### Task brief
Scan the lines below for the string "Pengali" and copy every one that has it.
+++
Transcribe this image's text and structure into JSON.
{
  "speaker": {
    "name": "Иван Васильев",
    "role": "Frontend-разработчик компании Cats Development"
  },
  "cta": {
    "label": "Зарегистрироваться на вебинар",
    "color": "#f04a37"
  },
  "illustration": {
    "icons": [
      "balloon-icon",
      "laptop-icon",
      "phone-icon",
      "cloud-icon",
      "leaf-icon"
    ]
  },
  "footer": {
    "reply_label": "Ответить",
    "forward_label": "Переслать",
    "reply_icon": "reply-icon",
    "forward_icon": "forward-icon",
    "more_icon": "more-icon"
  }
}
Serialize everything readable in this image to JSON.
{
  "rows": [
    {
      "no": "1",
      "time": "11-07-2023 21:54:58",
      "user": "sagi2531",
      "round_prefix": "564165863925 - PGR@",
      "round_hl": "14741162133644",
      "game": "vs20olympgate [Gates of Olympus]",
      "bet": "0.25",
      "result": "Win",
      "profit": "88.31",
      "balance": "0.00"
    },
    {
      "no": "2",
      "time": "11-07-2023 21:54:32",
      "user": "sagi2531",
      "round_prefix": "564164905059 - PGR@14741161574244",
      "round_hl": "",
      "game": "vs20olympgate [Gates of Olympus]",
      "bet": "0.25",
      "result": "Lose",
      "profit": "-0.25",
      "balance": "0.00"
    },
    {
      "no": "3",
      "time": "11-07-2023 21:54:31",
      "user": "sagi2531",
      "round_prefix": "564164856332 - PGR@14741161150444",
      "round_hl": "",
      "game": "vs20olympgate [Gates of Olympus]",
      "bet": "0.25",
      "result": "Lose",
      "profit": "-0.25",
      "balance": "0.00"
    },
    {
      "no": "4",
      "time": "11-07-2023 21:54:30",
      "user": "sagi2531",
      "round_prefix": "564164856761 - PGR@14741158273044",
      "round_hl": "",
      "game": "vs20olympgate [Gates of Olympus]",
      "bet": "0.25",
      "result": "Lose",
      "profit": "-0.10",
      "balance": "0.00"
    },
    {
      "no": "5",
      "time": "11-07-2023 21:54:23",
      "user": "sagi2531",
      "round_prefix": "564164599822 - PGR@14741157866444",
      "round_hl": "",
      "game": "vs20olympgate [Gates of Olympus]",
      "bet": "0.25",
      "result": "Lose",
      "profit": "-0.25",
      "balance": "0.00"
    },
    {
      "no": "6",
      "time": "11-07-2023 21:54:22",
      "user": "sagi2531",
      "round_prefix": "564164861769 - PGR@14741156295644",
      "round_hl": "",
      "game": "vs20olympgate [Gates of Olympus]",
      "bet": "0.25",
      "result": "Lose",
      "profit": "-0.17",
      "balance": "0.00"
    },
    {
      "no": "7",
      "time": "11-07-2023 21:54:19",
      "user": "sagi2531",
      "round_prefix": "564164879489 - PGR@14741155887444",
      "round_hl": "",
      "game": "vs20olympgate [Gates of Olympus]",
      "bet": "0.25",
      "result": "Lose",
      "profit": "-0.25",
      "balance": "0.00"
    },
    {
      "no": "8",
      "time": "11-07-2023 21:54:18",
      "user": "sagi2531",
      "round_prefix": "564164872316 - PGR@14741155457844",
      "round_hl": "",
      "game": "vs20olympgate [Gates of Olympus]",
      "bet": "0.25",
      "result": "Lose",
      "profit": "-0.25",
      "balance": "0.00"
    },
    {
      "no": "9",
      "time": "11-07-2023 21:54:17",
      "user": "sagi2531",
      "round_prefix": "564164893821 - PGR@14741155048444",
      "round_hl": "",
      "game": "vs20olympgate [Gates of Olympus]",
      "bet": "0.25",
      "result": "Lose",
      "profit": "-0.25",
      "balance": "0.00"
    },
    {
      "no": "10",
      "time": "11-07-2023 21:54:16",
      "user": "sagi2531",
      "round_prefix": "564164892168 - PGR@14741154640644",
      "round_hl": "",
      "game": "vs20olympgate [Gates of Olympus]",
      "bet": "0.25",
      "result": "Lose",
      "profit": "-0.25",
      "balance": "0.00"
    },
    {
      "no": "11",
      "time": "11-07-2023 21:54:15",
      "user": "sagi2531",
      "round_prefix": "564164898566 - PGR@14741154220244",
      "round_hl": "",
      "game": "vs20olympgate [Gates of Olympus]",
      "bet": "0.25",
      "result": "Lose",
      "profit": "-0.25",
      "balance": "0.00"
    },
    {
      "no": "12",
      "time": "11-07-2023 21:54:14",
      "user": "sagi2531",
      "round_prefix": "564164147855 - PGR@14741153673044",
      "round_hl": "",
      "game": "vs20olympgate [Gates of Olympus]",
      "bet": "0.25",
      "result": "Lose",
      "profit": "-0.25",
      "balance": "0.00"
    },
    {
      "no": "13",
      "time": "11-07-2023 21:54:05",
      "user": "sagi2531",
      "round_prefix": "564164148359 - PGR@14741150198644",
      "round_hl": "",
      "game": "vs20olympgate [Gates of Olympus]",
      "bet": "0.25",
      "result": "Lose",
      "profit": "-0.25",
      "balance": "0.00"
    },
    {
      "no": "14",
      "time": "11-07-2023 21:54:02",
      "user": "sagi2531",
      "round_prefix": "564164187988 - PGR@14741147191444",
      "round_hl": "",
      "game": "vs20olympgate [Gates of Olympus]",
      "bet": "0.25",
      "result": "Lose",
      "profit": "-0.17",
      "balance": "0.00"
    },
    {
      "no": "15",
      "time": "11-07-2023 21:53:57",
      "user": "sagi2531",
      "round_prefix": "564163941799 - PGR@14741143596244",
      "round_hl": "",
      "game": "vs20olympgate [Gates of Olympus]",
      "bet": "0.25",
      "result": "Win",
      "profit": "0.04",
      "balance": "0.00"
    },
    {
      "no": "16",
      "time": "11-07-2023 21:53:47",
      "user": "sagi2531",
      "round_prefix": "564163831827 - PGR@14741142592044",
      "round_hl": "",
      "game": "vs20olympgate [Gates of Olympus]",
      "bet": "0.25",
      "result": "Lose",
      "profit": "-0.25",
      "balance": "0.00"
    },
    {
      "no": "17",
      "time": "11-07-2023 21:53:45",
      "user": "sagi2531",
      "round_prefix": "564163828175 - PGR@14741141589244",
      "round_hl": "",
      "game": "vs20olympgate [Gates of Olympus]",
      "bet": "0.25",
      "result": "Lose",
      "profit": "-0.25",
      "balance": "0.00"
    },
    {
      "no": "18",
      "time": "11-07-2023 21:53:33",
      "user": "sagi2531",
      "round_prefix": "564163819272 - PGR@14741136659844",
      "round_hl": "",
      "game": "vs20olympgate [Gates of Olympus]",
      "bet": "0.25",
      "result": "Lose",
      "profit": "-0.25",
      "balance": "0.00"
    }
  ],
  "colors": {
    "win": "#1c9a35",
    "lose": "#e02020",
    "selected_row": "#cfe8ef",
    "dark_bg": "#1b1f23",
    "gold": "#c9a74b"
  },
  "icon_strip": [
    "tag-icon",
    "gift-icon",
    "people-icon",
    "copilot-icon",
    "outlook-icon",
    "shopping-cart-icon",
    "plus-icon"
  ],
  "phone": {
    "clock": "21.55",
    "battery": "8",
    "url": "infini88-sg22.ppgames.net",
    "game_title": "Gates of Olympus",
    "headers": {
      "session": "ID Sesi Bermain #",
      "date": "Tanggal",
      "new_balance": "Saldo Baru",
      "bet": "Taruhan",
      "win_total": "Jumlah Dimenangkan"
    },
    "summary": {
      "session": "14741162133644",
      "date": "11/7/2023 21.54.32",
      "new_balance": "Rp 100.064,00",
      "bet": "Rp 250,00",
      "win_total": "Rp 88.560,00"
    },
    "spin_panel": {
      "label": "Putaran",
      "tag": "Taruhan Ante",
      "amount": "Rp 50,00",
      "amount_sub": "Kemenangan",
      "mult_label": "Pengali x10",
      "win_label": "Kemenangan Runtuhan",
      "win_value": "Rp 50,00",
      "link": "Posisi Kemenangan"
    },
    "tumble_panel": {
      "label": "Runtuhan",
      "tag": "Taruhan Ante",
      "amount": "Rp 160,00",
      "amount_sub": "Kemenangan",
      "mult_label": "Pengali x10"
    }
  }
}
+++
### Exercise output
      "mult_label": "Pengali x10",
      "mult_label": "Pengali x10"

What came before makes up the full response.